# Given records:
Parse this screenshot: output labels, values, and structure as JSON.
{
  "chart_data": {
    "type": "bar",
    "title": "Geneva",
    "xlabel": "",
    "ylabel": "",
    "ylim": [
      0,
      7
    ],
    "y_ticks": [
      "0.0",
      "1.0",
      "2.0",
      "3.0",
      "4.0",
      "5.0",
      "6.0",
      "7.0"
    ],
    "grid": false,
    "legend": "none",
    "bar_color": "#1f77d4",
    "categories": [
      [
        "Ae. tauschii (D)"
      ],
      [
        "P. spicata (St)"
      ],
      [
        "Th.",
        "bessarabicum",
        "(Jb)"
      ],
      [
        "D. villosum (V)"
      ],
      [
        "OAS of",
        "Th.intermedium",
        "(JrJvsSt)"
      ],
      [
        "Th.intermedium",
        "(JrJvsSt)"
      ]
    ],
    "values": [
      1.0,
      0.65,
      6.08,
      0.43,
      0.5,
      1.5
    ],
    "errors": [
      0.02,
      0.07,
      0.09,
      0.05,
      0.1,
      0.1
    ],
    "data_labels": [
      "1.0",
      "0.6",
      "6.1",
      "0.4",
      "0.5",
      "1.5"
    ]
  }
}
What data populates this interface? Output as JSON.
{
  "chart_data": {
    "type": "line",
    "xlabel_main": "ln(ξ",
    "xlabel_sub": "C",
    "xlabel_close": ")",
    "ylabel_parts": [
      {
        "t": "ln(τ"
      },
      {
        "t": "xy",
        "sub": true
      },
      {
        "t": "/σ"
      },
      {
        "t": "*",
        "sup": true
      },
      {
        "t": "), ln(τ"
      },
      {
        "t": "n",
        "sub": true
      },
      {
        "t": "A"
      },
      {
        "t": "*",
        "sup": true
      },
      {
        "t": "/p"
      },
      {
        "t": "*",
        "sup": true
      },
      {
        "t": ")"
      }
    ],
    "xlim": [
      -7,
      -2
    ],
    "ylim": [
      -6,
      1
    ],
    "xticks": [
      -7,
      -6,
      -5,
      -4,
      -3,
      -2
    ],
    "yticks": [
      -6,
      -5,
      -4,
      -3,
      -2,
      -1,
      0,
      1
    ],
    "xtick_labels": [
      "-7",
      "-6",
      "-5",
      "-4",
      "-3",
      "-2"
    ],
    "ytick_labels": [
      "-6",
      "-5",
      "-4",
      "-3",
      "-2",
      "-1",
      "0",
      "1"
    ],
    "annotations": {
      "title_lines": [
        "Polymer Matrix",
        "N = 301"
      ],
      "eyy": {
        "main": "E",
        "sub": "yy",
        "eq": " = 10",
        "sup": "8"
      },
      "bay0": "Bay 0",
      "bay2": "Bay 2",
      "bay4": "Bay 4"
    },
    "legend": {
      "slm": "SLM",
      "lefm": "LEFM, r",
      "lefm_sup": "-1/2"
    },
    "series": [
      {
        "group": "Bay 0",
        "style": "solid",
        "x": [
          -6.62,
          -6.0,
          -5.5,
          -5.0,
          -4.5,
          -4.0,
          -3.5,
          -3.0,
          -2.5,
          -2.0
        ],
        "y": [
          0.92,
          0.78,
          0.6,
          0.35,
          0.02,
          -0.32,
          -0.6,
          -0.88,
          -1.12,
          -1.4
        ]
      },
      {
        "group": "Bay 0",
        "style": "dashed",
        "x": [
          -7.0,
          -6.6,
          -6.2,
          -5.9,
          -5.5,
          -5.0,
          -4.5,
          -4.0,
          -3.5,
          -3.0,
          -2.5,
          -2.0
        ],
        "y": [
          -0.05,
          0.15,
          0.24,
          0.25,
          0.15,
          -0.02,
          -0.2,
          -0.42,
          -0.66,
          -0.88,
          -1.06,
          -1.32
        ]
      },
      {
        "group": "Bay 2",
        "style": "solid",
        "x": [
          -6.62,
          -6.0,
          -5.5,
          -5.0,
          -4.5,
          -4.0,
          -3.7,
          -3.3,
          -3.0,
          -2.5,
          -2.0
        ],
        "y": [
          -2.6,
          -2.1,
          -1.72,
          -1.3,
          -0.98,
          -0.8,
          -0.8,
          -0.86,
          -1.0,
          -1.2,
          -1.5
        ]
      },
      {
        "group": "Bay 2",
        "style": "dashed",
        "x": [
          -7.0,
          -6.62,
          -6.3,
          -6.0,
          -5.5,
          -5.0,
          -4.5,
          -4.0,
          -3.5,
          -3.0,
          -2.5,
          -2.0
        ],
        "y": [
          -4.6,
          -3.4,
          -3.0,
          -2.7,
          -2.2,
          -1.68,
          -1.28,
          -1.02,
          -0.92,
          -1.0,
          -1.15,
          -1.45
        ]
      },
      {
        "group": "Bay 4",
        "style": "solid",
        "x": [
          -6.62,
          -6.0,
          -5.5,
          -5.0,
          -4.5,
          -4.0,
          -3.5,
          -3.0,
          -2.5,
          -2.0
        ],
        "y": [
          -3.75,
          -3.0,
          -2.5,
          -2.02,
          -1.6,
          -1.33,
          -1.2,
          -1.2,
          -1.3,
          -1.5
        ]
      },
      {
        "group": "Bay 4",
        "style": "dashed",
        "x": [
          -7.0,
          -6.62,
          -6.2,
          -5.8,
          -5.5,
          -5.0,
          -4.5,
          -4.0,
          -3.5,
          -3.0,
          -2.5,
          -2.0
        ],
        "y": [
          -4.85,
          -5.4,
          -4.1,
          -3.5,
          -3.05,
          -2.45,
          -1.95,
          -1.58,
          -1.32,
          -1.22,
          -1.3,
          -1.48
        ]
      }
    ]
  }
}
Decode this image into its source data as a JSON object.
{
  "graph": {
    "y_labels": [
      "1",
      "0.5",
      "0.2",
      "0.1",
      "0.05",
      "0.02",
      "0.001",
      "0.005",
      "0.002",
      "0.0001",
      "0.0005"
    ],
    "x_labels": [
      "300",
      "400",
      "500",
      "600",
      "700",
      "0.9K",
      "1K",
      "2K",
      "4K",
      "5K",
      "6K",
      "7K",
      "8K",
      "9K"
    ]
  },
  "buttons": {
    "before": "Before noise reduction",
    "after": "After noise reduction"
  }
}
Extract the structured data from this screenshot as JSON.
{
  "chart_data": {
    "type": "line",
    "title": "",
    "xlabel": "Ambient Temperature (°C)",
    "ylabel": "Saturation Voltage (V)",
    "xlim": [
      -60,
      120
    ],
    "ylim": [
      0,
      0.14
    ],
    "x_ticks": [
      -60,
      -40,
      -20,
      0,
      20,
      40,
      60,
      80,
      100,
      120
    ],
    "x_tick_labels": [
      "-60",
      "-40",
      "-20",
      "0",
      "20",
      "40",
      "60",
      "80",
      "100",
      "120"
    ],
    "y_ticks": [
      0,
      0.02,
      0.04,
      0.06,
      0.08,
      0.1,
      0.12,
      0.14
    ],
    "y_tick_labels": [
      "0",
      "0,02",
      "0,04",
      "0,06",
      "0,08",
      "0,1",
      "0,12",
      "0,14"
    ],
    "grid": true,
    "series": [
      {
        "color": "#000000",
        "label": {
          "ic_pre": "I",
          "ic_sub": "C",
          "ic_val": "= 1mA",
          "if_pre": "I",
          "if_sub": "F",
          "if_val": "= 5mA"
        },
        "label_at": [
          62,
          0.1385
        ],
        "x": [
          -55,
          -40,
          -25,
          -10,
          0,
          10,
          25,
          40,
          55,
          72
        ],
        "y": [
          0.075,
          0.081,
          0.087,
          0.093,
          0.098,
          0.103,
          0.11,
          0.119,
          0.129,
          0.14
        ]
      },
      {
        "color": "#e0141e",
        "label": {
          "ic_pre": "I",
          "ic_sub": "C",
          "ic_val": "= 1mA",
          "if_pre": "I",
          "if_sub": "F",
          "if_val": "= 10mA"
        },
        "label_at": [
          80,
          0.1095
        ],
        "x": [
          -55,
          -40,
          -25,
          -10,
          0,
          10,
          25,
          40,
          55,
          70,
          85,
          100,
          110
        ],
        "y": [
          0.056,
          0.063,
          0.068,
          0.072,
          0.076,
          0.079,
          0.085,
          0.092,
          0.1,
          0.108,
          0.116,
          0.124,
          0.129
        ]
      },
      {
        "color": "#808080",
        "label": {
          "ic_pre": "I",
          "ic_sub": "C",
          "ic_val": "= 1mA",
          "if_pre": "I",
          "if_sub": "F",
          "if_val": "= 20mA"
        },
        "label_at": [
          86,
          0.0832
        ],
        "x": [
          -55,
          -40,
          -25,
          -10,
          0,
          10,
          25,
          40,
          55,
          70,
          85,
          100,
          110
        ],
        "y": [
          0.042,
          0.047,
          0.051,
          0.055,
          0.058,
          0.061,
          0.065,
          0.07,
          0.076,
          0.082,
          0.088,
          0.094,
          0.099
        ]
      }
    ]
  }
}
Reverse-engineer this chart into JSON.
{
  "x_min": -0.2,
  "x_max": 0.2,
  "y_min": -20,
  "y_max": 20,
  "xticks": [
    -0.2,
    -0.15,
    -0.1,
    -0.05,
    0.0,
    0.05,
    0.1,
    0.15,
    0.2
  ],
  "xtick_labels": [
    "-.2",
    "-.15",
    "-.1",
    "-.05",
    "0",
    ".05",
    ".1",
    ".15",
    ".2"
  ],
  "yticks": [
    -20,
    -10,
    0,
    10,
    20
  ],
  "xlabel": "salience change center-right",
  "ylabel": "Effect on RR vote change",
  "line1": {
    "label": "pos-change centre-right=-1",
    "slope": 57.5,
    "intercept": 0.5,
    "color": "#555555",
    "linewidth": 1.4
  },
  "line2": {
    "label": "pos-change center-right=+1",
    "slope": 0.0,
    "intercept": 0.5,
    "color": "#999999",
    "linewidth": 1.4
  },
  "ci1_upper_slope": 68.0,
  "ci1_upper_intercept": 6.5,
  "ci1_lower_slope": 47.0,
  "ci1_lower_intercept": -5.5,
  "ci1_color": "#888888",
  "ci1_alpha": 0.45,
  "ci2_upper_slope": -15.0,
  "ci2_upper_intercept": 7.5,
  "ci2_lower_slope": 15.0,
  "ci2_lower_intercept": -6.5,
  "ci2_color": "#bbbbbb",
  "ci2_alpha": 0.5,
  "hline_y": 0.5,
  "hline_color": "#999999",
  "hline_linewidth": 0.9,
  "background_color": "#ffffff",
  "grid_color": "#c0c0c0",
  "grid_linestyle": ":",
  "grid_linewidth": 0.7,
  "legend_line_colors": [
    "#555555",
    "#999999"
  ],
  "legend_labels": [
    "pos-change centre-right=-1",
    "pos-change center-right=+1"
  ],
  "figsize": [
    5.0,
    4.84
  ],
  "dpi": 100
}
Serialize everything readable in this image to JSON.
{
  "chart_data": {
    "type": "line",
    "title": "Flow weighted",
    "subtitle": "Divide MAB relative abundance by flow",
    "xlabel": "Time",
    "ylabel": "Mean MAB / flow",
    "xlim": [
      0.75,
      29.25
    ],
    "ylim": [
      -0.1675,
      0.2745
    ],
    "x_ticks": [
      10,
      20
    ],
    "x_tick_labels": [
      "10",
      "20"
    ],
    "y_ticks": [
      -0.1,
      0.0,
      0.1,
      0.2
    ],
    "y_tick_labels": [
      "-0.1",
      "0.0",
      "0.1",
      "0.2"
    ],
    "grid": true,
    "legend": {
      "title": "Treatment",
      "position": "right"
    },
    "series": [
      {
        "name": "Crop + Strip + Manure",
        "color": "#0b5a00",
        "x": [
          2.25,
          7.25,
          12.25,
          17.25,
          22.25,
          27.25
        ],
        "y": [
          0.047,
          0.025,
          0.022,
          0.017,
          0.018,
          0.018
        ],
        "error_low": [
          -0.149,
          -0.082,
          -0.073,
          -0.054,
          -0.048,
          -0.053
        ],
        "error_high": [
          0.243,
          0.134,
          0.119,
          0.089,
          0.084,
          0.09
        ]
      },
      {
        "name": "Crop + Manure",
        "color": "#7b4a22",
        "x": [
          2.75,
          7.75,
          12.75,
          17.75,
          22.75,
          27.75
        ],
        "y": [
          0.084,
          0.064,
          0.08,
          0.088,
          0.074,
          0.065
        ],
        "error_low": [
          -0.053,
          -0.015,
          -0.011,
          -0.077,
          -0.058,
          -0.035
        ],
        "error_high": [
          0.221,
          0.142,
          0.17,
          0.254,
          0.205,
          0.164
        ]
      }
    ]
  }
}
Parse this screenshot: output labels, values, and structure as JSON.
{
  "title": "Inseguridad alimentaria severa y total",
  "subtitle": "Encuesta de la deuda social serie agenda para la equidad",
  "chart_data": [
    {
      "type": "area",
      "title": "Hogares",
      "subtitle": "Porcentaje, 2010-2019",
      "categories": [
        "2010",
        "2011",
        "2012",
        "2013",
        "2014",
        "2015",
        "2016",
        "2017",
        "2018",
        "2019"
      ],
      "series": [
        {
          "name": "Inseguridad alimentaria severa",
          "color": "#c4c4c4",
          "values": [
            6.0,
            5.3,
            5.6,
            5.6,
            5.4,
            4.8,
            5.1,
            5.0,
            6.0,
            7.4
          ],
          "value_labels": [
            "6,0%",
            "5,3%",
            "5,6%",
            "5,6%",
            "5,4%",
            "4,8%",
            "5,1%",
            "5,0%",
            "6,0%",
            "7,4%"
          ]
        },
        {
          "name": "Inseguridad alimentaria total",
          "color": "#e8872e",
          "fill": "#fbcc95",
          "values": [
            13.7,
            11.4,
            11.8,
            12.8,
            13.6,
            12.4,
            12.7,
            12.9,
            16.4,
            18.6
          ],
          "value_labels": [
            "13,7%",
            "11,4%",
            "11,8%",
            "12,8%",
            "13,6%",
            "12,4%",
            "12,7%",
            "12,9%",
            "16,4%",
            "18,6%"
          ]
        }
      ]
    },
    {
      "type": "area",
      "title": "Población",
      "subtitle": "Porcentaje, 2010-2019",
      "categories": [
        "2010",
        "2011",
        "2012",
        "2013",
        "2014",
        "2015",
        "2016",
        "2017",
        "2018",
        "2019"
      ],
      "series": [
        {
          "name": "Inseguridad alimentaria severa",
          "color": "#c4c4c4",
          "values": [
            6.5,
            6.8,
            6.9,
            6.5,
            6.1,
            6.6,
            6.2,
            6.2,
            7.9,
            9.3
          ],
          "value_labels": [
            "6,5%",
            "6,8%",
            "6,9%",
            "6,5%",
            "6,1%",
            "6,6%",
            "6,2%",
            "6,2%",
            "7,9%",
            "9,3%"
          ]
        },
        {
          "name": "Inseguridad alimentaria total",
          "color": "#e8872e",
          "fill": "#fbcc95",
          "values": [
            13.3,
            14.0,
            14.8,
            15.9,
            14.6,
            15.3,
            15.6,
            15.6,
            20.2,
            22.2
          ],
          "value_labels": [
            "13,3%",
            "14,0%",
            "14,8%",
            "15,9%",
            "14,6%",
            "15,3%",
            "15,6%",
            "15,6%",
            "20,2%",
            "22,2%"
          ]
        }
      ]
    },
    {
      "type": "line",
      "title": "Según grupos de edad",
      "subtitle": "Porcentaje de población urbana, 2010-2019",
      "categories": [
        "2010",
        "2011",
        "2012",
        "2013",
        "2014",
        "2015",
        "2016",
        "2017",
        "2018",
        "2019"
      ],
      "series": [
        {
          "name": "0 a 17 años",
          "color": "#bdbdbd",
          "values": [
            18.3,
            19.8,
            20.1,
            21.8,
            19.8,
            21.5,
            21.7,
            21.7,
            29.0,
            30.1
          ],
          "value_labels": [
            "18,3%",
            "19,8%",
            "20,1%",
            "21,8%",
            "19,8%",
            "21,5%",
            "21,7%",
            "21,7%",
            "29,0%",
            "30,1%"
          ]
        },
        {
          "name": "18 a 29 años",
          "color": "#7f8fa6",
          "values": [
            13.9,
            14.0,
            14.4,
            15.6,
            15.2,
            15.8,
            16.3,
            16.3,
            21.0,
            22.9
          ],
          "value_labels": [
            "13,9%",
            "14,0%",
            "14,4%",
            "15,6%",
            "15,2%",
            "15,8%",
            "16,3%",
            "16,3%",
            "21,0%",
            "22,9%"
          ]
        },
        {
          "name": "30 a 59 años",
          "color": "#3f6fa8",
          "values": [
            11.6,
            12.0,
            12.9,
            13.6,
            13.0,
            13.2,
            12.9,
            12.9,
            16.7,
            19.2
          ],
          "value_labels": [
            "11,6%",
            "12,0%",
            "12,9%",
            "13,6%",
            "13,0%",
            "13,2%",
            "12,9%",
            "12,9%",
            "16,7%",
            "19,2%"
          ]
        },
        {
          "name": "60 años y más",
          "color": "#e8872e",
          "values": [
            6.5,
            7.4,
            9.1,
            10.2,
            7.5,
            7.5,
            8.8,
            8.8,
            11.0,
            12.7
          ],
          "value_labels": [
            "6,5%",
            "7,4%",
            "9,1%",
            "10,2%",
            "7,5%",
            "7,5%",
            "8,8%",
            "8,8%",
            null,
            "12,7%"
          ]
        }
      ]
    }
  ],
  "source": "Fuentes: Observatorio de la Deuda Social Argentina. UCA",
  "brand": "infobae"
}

# Problem description:
The answer must consist solely of the number of lines in the entries that contain the word "this".

# Solved exercise:
7